Exercise aim → Return all lines where the word "parameters" can be found.

Records excerpted from a collection:
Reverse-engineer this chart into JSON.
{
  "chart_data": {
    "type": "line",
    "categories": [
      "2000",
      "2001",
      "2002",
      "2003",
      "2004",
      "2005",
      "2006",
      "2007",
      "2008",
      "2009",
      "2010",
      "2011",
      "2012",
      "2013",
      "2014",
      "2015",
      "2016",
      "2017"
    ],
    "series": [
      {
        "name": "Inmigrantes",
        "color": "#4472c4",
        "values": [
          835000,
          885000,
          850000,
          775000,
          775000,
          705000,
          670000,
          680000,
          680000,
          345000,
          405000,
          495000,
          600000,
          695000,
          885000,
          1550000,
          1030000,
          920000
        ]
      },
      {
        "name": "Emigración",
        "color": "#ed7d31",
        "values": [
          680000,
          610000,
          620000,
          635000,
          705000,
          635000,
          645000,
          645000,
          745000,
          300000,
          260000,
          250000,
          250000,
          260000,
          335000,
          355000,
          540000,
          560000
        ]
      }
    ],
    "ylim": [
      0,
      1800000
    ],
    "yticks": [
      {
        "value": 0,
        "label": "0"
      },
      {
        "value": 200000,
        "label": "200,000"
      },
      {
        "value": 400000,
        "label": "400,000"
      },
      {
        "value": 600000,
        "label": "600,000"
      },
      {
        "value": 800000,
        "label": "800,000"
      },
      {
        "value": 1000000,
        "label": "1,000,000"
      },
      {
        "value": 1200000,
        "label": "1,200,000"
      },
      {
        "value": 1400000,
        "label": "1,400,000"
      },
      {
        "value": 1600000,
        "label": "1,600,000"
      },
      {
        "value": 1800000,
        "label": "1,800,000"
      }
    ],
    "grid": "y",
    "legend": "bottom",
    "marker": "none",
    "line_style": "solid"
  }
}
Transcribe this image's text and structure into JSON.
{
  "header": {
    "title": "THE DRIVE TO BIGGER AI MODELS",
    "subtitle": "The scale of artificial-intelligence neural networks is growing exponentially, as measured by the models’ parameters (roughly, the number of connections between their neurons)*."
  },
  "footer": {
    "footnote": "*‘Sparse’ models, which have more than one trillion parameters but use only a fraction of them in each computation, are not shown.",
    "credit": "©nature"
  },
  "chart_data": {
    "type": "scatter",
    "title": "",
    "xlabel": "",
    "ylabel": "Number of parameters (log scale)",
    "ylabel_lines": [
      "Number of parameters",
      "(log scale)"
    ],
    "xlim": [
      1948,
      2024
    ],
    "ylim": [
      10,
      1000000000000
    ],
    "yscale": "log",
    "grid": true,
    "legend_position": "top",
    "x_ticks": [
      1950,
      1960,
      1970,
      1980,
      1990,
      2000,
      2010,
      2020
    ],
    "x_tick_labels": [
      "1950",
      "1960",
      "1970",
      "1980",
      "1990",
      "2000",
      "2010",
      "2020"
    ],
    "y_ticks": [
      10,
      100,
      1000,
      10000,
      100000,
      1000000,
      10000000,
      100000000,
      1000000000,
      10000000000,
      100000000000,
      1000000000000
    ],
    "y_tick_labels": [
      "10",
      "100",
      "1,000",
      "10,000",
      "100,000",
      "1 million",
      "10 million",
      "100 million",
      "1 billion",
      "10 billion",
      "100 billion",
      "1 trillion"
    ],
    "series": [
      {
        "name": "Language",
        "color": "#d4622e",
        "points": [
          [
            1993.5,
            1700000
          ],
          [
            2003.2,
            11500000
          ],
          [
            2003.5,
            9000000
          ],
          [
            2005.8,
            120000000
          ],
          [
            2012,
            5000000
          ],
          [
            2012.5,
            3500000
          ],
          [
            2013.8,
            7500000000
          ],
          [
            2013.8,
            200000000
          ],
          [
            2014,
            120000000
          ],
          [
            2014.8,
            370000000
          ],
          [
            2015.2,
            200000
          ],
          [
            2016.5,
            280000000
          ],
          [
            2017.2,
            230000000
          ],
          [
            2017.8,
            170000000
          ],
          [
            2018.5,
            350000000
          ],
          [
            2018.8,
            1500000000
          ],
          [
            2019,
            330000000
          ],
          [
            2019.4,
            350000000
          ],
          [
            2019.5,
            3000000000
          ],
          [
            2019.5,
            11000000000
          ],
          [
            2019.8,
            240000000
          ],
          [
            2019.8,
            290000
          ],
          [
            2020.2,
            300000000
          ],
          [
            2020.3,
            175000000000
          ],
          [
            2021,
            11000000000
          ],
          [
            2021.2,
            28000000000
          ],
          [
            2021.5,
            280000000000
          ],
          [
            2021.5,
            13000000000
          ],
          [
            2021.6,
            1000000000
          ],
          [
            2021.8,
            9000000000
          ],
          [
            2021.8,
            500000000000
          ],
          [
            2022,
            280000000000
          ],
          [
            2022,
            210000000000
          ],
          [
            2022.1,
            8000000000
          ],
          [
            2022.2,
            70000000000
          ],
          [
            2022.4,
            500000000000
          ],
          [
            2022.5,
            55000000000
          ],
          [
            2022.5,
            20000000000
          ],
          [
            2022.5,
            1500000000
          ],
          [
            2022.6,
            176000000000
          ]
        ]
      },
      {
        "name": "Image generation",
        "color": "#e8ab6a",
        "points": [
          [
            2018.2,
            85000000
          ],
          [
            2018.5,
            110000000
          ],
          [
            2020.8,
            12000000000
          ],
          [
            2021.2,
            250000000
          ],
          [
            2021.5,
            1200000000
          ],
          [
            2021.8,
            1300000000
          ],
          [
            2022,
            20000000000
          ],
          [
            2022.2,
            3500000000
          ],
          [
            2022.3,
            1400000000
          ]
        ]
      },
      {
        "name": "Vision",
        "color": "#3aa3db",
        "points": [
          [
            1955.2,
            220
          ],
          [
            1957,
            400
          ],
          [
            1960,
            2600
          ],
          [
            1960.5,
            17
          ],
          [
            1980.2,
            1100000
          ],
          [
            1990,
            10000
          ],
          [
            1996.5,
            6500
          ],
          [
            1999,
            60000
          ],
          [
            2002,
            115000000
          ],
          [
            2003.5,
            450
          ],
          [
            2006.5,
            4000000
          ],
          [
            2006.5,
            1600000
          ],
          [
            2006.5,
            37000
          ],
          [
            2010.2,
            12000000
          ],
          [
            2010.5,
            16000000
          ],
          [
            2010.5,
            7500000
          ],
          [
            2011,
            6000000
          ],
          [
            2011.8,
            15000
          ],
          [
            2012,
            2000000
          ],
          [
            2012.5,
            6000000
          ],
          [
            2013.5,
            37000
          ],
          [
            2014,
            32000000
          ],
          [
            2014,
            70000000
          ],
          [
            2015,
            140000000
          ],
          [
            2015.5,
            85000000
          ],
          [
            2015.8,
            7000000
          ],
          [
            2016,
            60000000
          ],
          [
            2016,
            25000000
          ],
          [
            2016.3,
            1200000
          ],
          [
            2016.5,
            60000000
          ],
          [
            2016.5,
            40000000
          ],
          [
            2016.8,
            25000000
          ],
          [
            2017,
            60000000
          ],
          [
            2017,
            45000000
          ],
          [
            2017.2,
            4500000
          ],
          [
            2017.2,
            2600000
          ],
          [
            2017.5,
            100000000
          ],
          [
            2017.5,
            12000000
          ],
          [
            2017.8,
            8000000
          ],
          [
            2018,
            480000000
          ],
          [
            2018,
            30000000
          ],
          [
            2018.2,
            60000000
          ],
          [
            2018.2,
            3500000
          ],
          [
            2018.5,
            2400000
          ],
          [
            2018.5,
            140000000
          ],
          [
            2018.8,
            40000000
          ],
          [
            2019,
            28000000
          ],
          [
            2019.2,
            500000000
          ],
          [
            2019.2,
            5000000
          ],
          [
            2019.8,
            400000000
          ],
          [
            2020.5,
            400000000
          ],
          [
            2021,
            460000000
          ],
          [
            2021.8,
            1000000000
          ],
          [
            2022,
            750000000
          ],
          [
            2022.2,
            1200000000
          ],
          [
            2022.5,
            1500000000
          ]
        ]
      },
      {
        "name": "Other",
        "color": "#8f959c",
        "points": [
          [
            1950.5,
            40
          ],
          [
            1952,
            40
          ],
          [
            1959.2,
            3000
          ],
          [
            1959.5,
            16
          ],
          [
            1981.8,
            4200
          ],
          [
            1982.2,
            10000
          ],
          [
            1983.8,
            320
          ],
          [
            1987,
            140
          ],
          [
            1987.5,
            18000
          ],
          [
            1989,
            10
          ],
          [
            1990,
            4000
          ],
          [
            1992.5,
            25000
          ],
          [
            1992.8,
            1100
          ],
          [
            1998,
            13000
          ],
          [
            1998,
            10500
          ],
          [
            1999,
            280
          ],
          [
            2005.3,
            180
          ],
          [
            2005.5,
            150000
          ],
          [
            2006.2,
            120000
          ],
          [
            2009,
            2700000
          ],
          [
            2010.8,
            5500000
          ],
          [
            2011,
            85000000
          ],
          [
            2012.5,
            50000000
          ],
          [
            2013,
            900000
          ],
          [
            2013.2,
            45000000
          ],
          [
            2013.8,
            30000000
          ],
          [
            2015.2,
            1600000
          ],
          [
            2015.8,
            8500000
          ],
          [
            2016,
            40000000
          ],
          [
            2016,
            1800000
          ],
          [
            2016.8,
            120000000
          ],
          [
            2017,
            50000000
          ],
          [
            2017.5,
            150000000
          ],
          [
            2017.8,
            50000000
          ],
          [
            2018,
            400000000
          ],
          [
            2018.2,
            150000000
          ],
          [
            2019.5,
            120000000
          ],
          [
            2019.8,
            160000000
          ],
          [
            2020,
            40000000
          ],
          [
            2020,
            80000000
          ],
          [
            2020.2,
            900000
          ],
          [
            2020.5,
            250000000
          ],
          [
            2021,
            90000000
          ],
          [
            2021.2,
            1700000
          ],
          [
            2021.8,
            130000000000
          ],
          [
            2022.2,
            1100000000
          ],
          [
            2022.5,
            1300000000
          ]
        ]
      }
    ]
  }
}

Completed exercise →
    "subtitle": "The scale of artificial-intelligence neural networks is growing exponentially, as measured by the models’ parameters (roughly, the number of connections between their neurons)*."
    "footnote": "*‘Sparse’ models, which have more than one trillion parameters but use only a fraction of them in each computation, are not shown.",
    "ylabel": "Number of parameters (log scale)",
      "Number of parameters",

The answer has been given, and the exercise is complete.